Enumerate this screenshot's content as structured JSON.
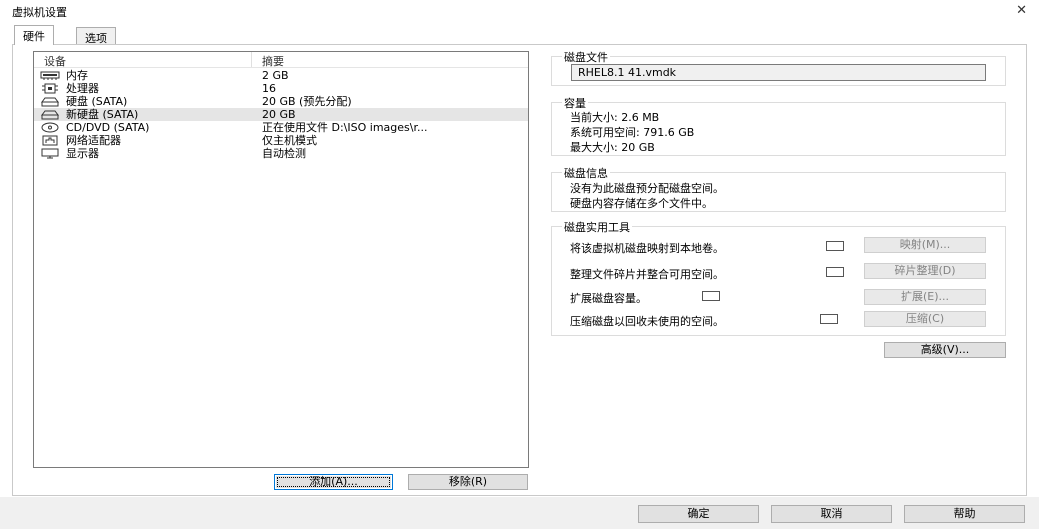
{
  "window": {
    "title": "虚拟机设置",
    "close_glyph": "✕"
  },
  "tabs": [
    {
      "label": "硬件",
      "active": true
    },
    {
      "label": "选项",
      "active": false
    }
  ],
  "device_list": {
    "columns": {
      "device": "设备",
      "summary": "摘要"
    },
    "rows": [
      {
        "icon": "memory-icon",
        "name": "内存",
        "summary": "2 GB",
        "selected": false
      },
      {
        "icon": "processor-icon",
        "name": "处理器",
        "summary": "16",
        "selected": false
      },
      {
        "icon": "hard-disk-icon",
        "name": "硬盘 (SATA)",
        "summary": "20 GB (预先分配)",
        "selected": false
      },
      {
        "icon": "hard-disk-icon",
        "name": "新硬盘 (SATA)",
        "summary": "20 GB",
        "selected": true
      },
      {
        "icon": "cd-dvd-icon",
        "name": "CD/DVD (SATA)",
        "summary": "正在使用文件 D:\\ISO images\\r...",
        "selected": false
      },
      {
        "icon": "network-adapter-icon",
        "name": "网络适配器",
        "summary": "仅主机模式",
        "selected": false
      },
      {
        "icon": "display-icon",
        "name": "显示器",
        "summary": "自动检测",
        "selected": false
      }
    ]
  },
  "list_buttons": {
    "add": "添加(A)...",
    "remove": "移除(R)"
  },
  "disk_file": {
    "title": "磁盘文件",
    "value": "RHEL8.1 41.vmdk"
  },
  "capacity": {
    "title": "容量",
    "current_size": "当前大小: 2.6 MB",
    "system_free": "系统可用空间: 791.6 GB",
    "max_size": "最大大小: 20 GB"
  },
  "disk_info": {
    "title": "磁盘信息",
    "line1": "没有为此磁盘预分配磁盘空间。",
    "line2": "硬盘内容存储在多个文件中。"
  },
  "disk_utilities": {
    "title": "磁盘实用工具",
    "items": [
      {
        "desc": "将该虚拟机磁盘映射到本地卷。",
        "button": "映射(M)..."
      },
      {
        "desc": "整理文件碎片并整合可用空间。",
        "button": "碎片整理(D)"
      },
      {
        "desc": "扩展磁盘容量。",
        "button": "扩展(E)..."
      },
      {
        "desc": "压缩磁盘以回收未使用的空间。",
        "button": "压缩(C)"
      }
    ]
  },
  "advanced_button": "高级(V)...",
  "footer": {
    "ok": "确定",
    "cancel": "取消",
    "help": "帮助"
  }
}
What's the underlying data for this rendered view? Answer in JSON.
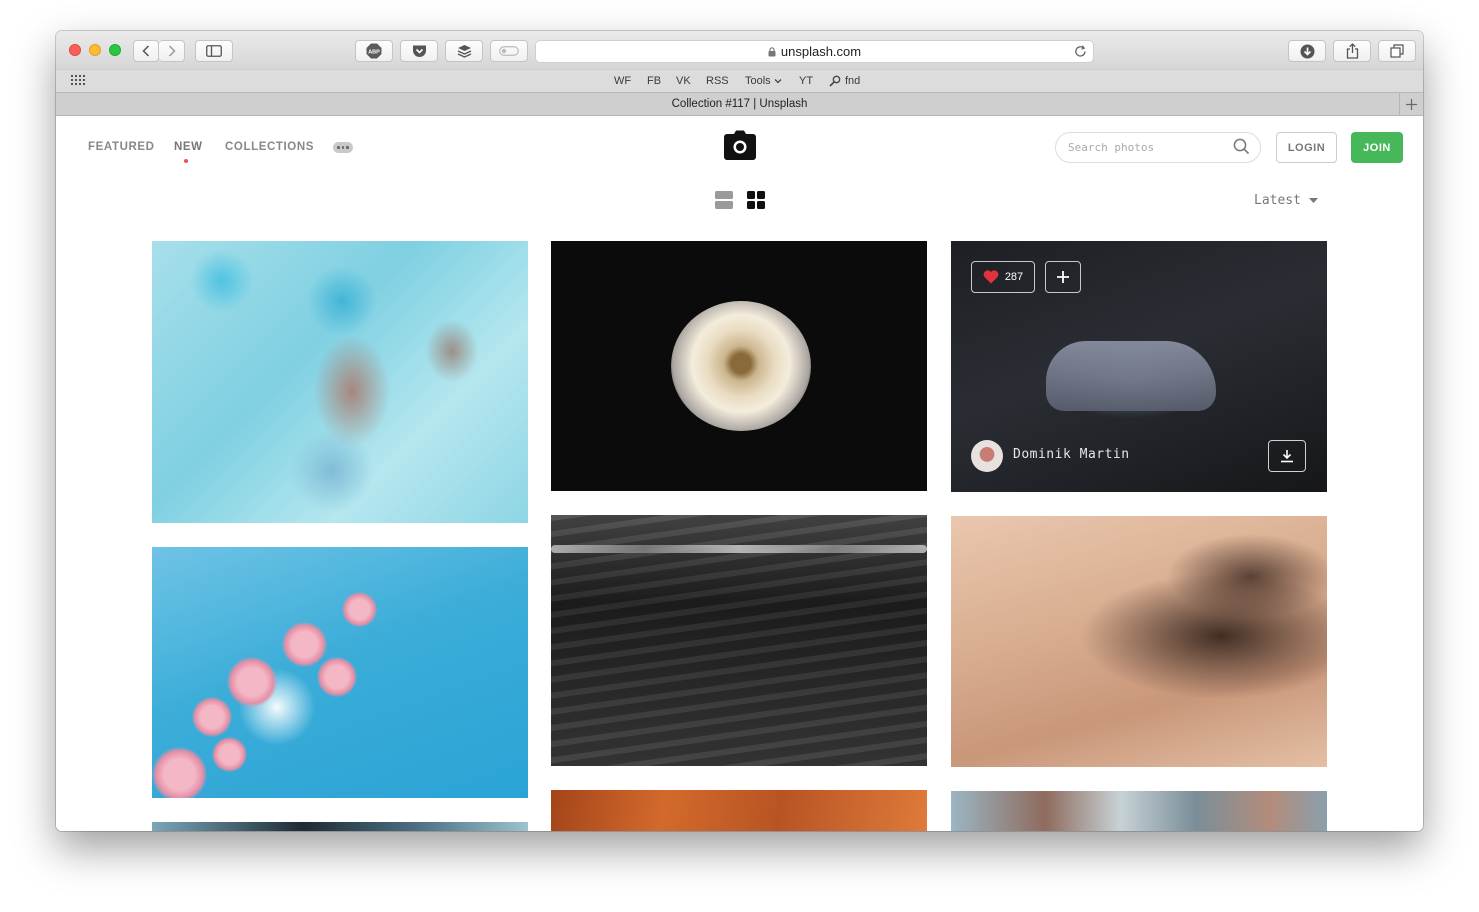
{
  "browser": {
    "url": "unsplash.com",
    "tab_title": "Collection #117 | Unsplash",
    "favorites": [
      "WF",
      "FB",
      "VK",
      "RSS",
      "Tools",
      "YT",
      "fnd"
    ],
    "toolbar_icons": [
      "back-icon",
      "forward-icon",
      "sidebar-icon",
      "adblock-icon",
      "pocket-icon",
      "buffer-icon",
      "extension-icon",
      "lock-icon",
      "reload-icon",
      "download-icon",
      "share-icon",
      "tabs-icon"
    ]
  },
  "nav": {
    "featured": "FEATURED",
    "new": "NEW",
    "collections": "COLLECTIONS"
  },
  "header": {
    "search_placeholder": "Search photos",
    "login": "LOGIN",
    "join": "JOIN",
    "accent_color": "#46b85a"
  },
  "view": {
    "sort_label": "Latest"
  },
  "photos": {
    "hovered": {
      "likes": "287",
      "author": "Dominik Martin"
    }
  }
}
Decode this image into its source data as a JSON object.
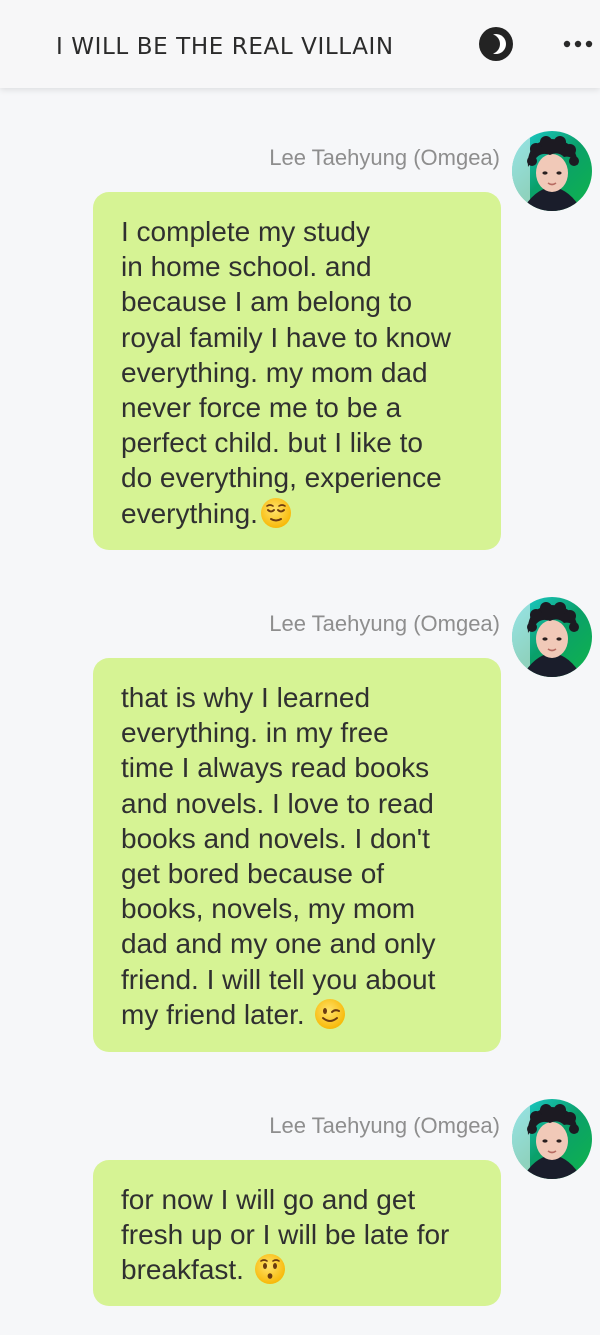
{
  "header": {
    "title": "I WILL BE THE REAL VILLAIN",
    "mode_icon": "half-moon-icon",
    "more_icon": "more-dots-icon"
  },
  "messages": [
    {
      "sender": "Lee Taehyung (Omgea)",
      "lines": [
        "I complete my study",
        "in home school. and",
        "because I am belong to",
        "royal family I have to know",
        "everything. my mom dad",
        "never force me to be a",
        "perfect child. but I like to",
        "do everything, experience",
        "everything."
      ],
      "emoji": "relieved-face"
    },
    {
      "sender": "Lee Taehyung (Omgea)",
      "lines": [
        "that is why I learned",
        "everything. in my free",
        "time I always read books",
        "and novels. I love to read",
        "books and novels. I don't",
        "get bored because of",
        "books, novels, my mom",
        "dad and my one and only",
        "friend. I will tell you about",
        "my friend later. "
      ],
      "emoji": "winking-face"
    },
    {
      "sender": "Lee Taehyung (Omgea)",
      "lines": [
        "for now I will go and get",
        "fresh up or I will be late for",
        "breakfast. "
      ],
      "emoji": "kissing-face"
    }
  ],
  "colors": {
    "background": "#f6f7f9",
    "bubble": "#d6f394",
    "sender_text": "#8e8e8e",
    "message_text": "#303030"
  }
}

#####

Each record must be quoted in full and exactly. Do not include the pictures.

- [OUTPUT OF THE EXERCISE]
Enumerate this screenshot's content as structured JSON.
{
  "window": {
    "title": "虚拟机设置",
    "close_glyph": "✕"
  },
  "tabs": [
    {
      "label": "硬件",
      "active": true
    },
    {
      "label": "选项",
      "active": false
    }
  ],
  "device_list": {
    "columns": {
      "device": "设备",
      "summary": "摘要"
    },
    "rows": [
      {
        "icon": "memory-icon",
        "name": "内存",
        "summary": "2 GB",
        "selected": false
      },
      {
        "icon": "processor-icon",
        "name": "处理器",
        "summary": "16",
        "selected": false
      },
      {
        "icon": "hard-disk-icon",
        "name": "硬盘 (SATA)",
        "summary": "20 GB (预先分配)",
        "selected": false
      },
      {
        "icon": "hard-disk-icon",
        "name": "新硬盘 (SATA)",
        "summary": "20 GB",
        "selected": true
      },
      {
        "icon": "cd-dvd-icon",
        "name": "CD/DVD (SATA)",
        "summary": "正在使用文件 D:\\ISO images\\r...",
        "selected": false
      },
      {
        "icon": "network-adapter-icon",
        "name": "网络适配器",
        "summary": "仅主机模式",
        "selected": false
      },
      {
        "icon": "display-icon",
        "name": "显示器",
        "summary": "自动检测",
        "selected": false
      }
    ]
  },
  "list_buttons": {
    "add": "添加(A)...",
    "remove": "移除(R)"
  },
  "disk_file": {
    "title": "磁盘文件",
    "value": "RHEL8.1 41.vmdk"
  },
  "capacity": {
    "title": "容量",
    "current_size": "当前大小: 2.6 MB",
    "system_free": "系统可用空间: 791.6 GB",
    "max_size": "最大大小: 20 GB"
  },
  "disk_info": {
    "title": "磁盘信息",
    "line1": "没有为此磁盘预分配磁盘空间。",
    "line2": "硬盘内容存储在多个文件中。"
  },
  "disk_utilities": {
    "title": "磁盘实用工具",
    "items": [
      {
        "desc": "将该虚拟机磁盘映射到本地卷。",
        "button": "映射(M)..."
      },
      {
        "desc": "整理文件碎片并整合可用空间。",
        "button": "碎片整理(D)"
      },
      {
        "desc": "扩展磁盘容量。",
        "button": "扩展(E)..."
      },
      {
        "desc": "压缩磁盘以回收未使用的空间。",
        "button": "压缩(C)"
      }
    ]
  },
  "advanced_button": "高级(V)...",
  "footer": {
    "ok": "确定",
    "cancel": "取消",
    "help": "帮助"
  }
}
What's the underlying data for this rendered view? Answer in JSON.
{
  "browser": {
    "url": "unsplash.com",
    "tab_title": "Collection #117 | Unsplash",
    "favorites": [
      "WF",
      "FB",
      "VK",
      "RSS",
      "Tools",
      "YT",
      "fnd"
    ],
    "toolbar_icons": [
      "back-icon",
      "forward-icon",
      "sidebar-icon",
      "adblock-icon",
      "pocket-icon",
      "buffer-icon",
      "extension-icon",
      "lock-icon",
      "reload-icon",
      "download-icon",
      "share-icon",
      "tabs-icon"
    ]
  },
  "nav": {
    "featured": "FEATURED",
    "new": "NEW",
    "collections": "COLLECTIONS"
  },
  "header": {
    "search_placeholder": "Search photos",
    "login": "LOGIN",
    "join": "JOIN",
    "accent_color": "#46b85a"
  },
  "view": {
    "sort_label": "Latest"
  },
  "photos": {
    "hovered": {
      "likes": "287",
      "author": "Dominik Martin"
    }
  }
}
Decode this image into its source data as a JSON object.
{
  "header": {
    "title": "I WILL BE THE REAL VILLAIN",
    "mode_icon": "half-moon-icon",
    "more_icon": "more-dots-icon"
  },
  "messages": [
    {
      "sender": "Lee Taehyung (Omgea)",
      "lines": [
        "I complete my study",
        "in home school. and",
        "because I am belong to",
        "royal family I have to know",
        "everything. my mom dad",
        "never force me to be a",
        "perfect child. but I like to",
        "do everything, experience",
        "everything."
      ],
      "emoji": "relieved-face"
    },
    {
      "sender": "Lee Taehyung (Omgea)",
      "lines": [
        "that is why I learned",
        "everything. in my free",
        "time I always read books",
        "and novels. I love to read",
        "books and novels. I don't",
        "get bored because of",
        "books, novels, my mom",
        "dad and my one and only",
        "friend. I will tell you about",
        "my friend later. "
      ],
      "emoji": "winking-face"
    },
    {
      "sender": "Lee Taehyung (Omgea)",
      "lines": [
        "for now I will go and get",
        "fresh up or I will be late for",
        "breakfast. "
      ],
      "emoji": "kissing-face"
    }
  ],
  "colors": {
    "background": "#f6f7f9",
    "bubble": "#d6f394",
    "sender_text": "#8e8e8e",
    "message_text": "#303030"
  }
}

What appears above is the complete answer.